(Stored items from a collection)
----

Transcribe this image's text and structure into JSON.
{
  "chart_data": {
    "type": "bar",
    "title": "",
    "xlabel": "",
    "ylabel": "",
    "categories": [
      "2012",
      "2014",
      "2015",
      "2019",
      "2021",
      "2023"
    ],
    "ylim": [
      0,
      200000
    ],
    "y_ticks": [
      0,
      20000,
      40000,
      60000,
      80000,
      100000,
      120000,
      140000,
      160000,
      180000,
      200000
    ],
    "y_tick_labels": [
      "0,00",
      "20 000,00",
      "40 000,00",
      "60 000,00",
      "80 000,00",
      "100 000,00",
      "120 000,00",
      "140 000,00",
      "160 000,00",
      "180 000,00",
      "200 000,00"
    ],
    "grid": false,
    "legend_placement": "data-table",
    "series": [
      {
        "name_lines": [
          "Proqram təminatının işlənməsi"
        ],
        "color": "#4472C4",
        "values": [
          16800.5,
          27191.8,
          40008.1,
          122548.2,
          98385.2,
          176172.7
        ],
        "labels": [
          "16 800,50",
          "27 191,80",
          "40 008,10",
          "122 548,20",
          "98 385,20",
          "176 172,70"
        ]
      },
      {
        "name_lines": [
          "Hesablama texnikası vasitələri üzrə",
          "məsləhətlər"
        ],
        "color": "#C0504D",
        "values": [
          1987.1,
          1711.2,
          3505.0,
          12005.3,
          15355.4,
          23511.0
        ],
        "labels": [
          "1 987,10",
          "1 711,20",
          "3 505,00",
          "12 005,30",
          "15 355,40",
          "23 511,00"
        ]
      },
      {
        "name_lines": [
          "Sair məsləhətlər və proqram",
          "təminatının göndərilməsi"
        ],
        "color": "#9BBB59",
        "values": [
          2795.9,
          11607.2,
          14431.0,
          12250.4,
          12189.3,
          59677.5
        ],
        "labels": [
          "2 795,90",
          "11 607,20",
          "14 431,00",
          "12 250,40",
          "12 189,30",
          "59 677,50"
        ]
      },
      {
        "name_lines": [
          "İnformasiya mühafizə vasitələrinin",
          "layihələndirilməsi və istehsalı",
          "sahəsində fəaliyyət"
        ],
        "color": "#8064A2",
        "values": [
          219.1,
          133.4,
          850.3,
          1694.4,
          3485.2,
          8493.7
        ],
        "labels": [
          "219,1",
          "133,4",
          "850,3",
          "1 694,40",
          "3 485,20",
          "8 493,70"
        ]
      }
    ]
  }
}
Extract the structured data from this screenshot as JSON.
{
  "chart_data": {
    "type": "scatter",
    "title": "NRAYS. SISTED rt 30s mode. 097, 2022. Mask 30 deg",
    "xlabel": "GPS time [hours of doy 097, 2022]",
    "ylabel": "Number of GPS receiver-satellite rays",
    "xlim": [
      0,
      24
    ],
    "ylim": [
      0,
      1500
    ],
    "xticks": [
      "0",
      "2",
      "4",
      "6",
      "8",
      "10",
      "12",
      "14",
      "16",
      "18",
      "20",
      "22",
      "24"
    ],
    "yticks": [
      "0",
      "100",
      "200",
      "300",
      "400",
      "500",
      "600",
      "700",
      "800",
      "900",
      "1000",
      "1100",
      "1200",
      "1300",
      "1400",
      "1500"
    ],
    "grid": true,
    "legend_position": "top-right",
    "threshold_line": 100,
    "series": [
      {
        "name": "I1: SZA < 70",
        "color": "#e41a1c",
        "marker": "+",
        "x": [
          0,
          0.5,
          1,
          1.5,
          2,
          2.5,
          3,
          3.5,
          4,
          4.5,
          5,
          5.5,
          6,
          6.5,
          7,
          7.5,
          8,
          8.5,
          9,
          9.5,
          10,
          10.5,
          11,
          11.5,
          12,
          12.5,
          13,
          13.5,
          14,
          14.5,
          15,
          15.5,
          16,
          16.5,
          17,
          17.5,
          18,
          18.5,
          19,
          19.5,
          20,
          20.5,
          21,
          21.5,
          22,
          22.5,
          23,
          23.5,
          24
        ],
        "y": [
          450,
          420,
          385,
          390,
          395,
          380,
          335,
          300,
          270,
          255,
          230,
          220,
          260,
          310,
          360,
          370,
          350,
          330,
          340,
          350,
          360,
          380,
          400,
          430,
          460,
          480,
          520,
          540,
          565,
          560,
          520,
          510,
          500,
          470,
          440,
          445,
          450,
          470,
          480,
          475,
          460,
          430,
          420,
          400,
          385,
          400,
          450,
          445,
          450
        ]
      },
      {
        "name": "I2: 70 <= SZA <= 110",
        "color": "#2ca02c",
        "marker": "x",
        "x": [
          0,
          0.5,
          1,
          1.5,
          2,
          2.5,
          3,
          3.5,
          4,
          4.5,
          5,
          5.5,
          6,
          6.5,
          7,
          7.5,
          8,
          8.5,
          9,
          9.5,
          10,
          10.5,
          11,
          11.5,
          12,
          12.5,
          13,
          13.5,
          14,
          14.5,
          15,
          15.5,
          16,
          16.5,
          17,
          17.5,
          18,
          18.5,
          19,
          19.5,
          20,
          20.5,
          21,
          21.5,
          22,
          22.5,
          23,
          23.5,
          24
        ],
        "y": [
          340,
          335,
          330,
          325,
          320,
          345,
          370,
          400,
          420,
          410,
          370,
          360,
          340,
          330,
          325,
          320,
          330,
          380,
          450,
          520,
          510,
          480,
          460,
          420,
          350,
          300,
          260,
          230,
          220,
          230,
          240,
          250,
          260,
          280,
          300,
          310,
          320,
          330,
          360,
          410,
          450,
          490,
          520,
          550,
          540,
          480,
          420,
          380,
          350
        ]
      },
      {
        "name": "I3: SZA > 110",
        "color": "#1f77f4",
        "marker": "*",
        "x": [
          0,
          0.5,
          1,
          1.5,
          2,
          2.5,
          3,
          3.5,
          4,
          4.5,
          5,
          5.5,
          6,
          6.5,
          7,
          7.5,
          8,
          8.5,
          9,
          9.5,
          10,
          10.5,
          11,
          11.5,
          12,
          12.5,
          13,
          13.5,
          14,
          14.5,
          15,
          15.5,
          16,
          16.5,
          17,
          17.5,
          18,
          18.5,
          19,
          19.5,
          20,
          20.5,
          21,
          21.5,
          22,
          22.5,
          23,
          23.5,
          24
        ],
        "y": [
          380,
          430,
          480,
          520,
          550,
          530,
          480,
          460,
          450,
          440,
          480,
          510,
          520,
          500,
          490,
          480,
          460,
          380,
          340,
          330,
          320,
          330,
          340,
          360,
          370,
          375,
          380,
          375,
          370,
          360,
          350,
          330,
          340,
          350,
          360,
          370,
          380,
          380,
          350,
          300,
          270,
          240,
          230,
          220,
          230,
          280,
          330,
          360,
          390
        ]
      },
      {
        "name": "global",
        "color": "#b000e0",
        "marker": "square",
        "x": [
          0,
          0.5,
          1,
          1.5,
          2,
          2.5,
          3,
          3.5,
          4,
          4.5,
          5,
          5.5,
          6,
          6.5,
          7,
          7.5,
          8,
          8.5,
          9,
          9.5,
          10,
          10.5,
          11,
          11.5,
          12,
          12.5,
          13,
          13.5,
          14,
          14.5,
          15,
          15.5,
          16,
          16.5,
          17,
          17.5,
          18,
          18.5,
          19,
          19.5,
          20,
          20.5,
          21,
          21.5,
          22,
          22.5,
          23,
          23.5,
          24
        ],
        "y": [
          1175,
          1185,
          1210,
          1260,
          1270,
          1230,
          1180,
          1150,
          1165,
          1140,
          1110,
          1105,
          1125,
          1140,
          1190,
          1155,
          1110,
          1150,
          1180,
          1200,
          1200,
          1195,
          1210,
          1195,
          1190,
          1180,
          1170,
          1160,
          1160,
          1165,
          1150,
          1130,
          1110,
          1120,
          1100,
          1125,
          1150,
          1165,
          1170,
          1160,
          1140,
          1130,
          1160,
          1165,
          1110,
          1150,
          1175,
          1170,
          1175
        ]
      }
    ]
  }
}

----

▸ **TASK STATEMENT**
Each line in the entries above that includes the string "JSON" should be extracted.

▸ **SOLVED EXERCISE**
Transcribe this image's text and structure into JSON.
Extract the structured data from this screenshot as JSON.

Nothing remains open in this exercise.